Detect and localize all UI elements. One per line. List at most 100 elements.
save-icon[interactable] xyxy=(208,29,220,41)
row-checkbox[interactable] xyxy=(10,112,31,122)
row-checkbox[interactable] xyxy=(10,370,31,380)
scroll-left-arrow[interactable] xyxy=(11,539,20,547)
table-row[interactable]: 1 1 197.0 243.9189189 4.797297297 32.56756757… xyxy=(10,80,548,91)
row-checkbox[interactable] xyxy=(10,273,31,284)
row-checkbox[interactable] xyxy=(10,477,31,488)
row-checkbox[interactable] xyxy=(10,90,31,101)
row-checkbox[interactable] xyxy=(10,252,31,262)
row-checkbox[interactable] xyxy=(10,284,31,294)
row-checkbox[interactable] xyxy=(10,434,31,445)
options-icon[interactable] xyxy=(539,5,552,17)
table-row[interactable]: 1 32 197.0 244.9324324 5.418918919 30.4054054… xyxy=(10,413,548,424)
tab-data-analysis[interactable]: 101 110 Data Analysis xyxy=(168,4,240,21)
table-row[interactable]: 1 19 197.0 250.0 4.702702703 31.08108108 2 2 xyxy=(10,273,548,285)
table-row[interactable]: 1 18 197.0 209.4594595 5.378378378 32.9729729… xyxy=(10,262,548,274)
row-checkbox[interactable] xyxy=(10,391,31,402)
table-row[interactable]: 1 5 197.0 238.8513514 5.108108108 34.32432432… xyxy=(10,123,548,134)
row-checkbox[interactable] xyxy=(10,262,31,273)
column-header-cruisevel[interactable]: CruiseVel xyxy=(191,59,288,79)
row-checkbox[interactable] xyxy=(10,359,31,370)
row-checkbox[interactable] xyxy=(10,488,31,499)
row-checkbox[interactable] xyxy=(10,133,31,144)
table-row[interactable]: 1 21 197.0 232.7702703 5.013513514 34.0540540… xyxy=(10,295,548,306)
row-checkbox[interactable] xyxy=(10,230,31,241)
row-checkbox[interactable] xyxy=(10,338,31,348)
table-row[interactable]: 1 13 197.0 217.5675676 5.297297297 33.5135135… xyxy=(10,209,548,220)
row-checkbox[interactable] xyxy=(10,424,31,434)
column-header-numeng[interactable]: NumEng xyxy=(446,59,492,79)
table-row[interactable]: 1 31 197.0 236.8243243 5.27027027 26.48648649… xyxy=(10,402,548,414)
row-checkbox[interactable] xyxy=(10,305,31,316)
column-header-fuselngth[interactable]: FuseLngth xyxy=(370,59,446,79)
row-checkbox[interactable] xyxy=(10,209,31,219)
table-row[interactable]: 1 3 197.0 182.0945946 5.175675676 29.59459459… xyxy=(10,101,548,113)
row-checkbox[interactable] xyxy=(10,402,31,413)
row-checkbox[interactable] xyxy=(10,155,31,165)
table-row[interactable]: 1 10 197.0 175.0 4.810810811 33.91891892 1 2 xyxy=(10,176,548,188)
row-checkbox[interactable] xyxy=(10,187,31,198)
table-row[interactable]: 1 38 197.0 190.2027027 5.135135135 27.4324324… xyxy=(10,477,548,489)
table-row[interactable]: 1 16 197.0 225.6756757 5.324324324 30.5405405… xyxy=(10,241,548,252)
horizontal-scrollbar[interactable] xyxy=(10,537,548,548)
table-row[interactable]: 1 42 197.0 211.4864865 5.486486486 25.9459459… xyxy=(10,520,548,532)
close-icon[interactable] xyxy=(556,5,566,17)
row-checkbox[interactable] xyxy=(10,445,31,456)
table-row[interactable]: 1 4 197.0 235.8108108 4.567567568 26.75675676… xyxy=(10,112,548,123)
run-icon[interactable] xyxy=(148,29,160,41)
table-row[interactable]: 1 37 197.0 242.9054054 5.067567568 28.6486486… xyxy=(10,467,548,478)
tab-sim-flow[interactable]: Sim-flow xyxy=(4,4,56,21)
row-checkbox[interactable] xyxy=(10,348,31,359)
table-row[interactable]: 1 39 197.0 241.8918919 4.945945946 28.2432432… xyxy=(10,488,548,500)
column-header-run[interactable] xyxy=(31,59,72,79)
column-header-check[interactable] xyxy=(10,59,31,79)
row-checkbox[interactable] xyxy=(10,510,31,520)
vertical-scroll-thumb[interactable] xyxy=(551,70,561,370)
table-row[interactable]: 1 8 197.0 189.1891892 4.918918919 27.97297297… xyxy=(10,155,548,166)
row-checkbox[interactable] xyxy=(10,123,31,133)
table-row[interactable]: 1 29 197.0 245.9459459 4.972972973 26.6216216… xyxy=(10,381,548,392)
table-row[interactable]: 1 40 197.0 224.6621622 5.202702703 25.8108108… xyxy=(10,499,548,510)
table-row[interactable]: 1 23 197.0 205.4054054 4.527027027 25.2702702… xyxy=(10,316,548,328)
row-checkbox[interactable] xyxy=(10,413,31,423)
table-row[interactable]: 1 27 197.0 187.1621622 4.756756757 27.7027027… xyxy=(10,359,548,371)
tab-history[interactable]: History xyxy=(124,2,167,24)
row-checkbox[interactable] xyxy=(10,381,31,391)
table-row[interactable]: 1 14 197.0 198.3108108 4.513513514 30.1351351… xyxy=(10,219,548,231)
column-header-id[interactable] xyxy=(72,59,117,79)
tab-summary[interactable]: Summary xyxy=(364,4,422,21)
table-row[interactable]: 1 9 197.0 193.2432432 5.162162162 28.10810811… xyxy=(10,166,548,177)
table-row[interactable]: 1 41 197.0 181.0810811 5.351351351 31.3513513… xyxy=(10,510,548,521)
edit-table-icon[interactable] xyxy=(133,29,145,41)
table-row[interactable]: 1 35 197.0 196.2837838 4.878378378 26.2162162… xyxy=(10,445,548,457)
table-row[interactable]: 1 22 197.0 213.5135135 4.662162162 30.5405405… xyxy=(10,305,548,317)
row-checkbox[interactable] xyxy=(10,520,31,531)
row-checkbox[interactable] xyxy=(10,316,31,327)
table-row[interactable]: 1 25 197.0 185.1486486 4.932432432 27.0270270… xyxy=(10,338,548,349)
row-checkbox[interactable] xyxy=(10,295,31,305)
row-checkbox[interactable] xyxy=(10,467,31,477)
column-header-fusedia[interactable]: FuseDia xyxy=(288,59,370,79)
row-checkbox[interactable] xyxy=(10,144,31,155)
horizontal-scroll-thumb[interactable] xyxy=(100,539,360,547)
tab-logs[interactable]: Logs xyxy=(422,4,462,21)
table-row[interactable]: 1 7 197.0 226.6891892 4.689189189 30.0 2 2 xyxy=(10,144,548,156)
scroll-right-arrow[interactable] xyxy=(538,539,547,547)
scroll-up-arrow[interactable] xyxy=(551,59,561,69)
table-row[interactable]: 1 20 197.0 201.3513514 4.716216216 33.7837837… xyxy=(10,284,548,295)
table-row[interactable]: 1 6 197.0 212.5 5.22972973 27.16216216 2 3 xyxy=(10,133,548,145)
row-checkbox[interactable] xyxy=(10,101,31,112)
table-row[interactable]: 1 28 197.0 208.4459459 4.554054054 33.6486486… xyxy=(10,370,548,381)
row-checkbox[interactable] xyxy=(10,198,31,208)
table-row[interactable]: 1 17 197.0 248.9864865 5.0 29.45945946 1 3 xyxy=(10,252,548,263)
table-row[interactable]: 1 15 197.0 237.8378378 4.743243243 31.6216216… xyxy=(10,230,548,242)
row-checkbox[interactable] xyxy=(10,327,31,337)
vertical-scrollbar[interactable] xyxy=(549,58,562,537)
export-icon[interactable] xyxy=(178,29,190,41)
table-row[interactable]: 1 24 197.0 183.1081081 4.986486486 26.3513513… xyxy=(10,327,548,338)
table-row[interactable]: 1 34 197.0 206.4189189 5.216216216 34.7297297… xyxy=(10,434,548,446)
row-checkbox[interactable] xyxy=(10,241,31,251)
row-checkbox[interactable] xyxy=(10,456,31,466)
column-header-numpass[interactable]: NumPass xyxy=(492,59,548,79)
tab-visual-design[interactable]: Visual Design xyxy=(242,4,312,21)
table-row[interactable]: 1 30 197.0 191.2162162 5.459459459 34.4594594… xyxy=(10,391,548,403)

**Requirements:**
Copy the data verbatim, starting at the beginning and ending with the line containing "row-checkbox[interactable] xyxy=(10,133,31,144)".

**Solution to the exercise:**
Detect and localize all UI elements. One per line. List at most 100 elements.
save-icon[interactable] xyxy=(208,29,220,41)
row-checkbox[interactable] xyxy=(10,112,31,122)
row-checkbox[interactable] xyxy=(10,370,31,380)
scroll-left-arrow[interactable] xyxy=(11,539,20,547)
table-row[interactable]: 1 1 197.0 243.9189189 4.797297297 32.56756757… xyxy=(10,80,548,91)
row-checkbox[interactable] xyxy=(10,273,31,284)
row-checkbox[interactable] xyxy=(10,477,31,488)
row-checkbox[interactable] xyxy=(10,90,31,101)
row-checkbox[interactable] xyxy=(10,252,31,262)
row-checkbox[interactable] xyxy=(10,284,31,294)
row-checkbox[interactable] xyxy=(10,434,31,445)
options-icon[interactable] xyxy=(539,5,552,17)
table-row[interactable]: 1 32 197.0 244.9324324 5.418918919 30.4054054… xyxy=(10,413,548,424)
tab-data-analysis[interactable]: 101 110 Data Analysis xyxy=(168,4,240,21)
table-row[interactable]: 1 19 197.0 250.0 4.702702703 31.08108108 2 2 xyxy=(10,273,548,285)
table-row[interactable]: 1 18 197.0 209.4594595 5.378378378 32.9729729… xyxy=(10,262,548,274)
row-checkbox[interactable] xyxy=(10,391,31,402)
table-row[interactable]: 1 5 197.0 238.8513514 5.108108108 34.32432432… xyxy=(10,123,548,134)
row-checkbox[interactable] xyxy=(10,262,31,273)
column-header-cruisevel[interactable]: CruiseVel xyxy=(191,59,288,79)
row-checkbox[interactable] xyxy=(10,359,31,370)
row-checkbox[interactable] xyxy=(10,488,31,499)
row-checkbox[interactable] xyxy=(10,133,31,144)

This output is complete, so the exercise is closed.